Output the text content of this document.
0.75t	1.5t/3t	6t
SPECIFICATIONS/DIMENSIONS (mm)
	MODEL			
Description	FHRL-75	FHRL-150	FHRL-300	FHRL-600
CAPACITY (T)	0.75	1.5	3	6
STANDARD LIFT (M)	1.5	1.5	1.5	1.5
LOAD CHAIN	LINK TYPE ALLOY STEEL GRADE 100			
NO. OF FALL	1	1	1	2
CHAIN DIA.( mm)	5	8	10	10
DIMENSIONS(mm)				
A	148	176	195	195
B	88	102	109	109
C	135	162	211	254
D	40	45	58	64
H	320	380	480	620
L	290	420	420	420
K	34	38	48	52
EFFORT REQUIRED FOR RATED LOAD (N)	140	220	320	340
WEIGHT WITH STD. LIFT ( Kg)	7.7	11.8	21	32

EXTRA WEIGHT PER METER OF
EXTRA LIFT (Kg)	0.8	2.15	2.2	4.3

---

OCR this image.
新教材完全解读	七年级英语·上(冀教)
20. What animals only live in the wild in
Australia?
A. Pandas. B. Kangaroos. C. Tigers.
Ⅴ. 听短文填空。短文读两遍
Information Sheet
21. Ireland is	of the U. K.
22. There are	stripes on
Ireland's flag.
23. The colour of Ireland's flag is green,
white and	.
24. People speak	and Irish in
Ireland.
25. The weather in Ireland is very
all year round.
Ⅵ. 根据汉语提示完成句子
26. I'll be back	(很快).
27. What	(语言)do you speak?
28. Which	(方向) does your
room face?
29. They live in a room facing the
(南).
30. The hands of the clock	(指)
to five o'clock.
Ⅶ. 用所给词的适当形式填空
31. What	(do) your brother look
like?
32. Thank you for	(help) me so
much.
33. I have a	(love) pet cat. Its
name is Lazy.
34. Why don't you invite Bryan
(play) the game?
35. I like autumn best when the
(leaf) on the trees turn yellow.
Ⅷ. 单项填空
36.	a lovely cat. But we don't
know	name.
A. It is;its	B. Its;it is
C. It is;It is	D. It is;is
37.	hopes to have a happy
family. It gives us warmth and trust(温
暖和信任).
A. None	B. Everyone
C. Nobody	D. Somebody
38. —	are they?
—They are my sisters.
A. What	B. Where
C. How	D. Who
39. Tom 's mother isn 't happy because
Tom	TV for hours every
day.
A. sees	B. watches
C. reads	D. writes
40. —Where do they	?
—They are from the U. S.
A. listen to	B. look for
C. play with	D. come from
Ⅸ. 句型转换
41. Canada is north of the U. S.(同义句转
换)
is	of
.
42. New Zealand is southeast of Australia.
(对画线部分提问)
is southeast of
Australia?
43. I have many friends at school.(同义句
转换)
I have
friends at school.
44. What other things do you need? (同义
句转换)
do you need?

| WHAT YOU SHOULD DO |
Show, from the listing above, each line that contains the word "DIMENSIONS".

| REPLY TO THE EXERCISE |
SPECIFICATIONS/DIMENSIONS (mm)
DIMENSIONS(mm)				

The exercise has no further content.